_TASK INSTRUCTIONS:_ State how many lines include "JSON", giving the number by itself.

_INFORMATION PROVIDED:_
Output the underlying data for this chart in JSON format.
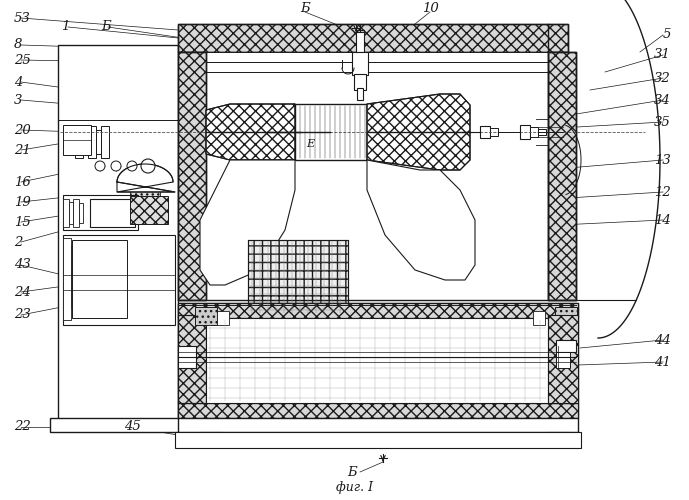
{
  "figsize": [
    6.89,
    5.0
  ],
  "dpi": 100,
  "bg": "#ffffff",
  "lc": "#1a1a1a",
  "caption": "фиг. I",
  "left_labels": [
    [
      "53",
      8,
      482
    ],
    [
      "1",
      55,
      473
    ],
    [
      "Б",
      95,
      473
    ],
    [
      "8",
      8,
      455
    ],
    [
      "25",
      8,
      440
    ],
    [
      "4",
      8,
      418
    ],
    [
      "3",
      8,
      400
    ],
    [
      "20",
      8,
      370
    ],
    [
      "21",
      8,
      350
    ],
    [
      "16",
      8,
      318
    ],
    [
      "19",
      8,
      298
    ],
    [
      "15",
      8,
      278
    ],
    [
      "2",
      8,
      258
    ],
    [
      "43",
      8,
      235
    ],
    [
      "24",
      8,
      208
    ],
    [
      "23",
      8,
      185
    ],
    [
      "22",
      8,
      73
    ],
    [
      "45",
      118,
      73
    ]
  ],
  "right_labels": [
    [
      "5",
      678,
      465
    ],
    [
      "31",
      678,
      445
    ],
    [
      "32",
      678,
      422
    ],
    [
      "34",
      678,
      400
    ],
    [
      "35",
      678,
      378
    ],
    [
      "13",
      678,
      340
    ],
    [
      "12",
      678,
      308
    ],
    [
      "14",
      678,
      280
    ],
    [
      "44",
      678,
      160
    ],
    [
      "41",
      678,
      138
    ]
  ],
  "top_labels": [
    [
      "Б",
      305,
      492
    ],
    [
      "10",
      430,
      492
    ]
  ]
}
==
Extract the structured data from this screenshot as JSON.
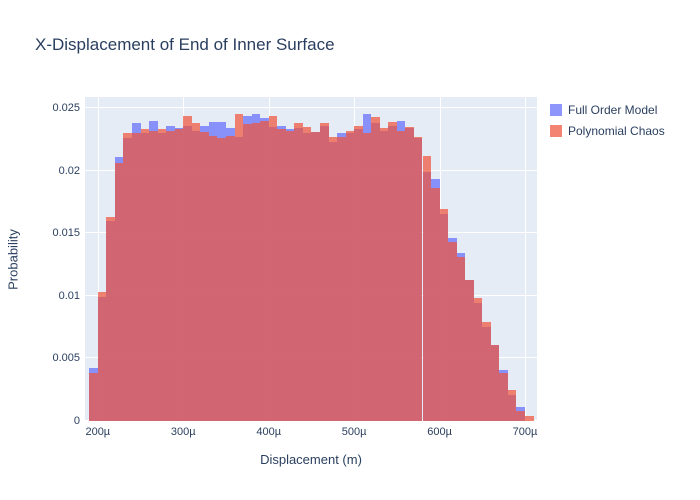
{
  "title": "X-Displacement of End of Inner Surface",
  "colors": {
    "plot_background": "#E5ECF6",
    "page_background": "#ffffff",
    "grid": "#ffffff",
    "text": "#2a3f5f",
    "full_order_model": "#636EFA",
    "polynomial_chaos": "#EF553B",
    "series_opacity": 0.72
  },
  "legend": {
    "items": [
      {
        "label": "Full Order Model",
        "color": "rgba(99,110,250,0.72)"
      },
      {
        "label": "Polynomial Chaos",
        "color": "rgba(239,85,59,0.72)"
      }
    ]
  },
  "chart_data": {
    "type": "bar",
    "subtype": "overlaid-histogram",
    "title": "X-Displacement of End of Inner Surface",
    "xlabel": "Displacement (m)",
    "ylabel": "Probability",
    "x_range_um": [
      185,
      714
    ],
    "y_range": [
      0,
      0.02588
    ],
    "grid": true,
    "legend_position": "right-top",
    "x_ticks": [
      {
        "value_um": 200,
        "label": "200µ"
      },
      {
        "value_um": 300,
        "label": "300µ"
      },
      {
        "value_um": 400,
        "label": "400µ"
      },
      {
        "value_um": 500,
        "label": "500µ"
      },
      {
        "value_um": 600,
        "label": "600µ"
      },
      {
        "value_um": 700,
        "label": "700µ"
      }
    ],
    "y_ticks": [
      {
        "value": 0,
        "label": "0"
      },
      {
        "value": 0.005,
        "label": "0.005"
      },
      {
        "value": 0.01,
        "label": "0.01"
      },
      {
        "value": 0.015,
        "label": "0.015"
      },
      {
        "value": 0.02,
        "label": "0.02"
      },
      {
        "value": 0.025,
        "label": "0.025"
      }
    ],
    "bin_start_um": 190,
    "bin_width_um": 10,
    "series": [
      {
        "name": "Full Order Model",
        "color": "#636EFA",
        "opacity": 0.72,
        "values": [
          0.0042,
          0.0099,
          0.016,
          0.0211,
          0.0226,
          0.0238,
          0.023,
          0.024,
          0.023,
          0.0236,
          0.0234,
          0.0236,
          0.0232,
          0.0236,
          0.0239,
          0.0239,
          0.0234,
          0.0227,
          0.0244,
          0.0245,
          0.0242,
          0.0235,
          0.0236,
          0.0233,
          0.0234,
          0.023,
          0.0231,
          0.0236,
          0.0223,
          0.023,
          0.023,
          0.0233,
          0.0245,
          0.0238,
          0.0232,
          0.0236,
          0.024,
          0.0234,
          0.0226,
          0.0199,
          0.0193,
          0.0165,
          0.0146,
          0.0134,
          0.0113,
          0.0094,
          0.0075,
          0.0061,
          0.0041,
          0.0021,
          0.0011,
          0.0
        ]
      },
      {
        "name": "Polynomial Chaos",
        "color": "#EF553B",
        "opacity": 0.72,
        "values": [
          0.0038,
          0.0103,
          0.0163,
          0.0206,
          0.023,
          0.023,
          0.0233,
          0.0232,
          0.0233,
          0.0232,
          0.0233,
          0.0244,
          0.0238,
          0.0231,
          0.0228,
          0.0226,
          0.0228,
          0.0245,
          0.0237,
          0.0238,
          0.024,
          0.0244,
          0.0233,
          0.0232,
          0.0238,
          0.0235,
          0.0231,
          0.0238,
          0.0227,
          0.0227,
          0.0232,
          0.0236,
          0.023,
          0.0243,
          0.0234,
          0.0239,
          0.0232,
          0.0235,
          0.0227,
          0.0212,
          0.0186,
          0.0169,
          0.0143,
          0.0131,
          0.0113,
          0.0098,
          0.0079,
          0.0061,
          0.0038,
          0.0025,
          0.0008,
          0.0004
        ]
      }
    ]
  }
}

_FINAL RESULT:_ 2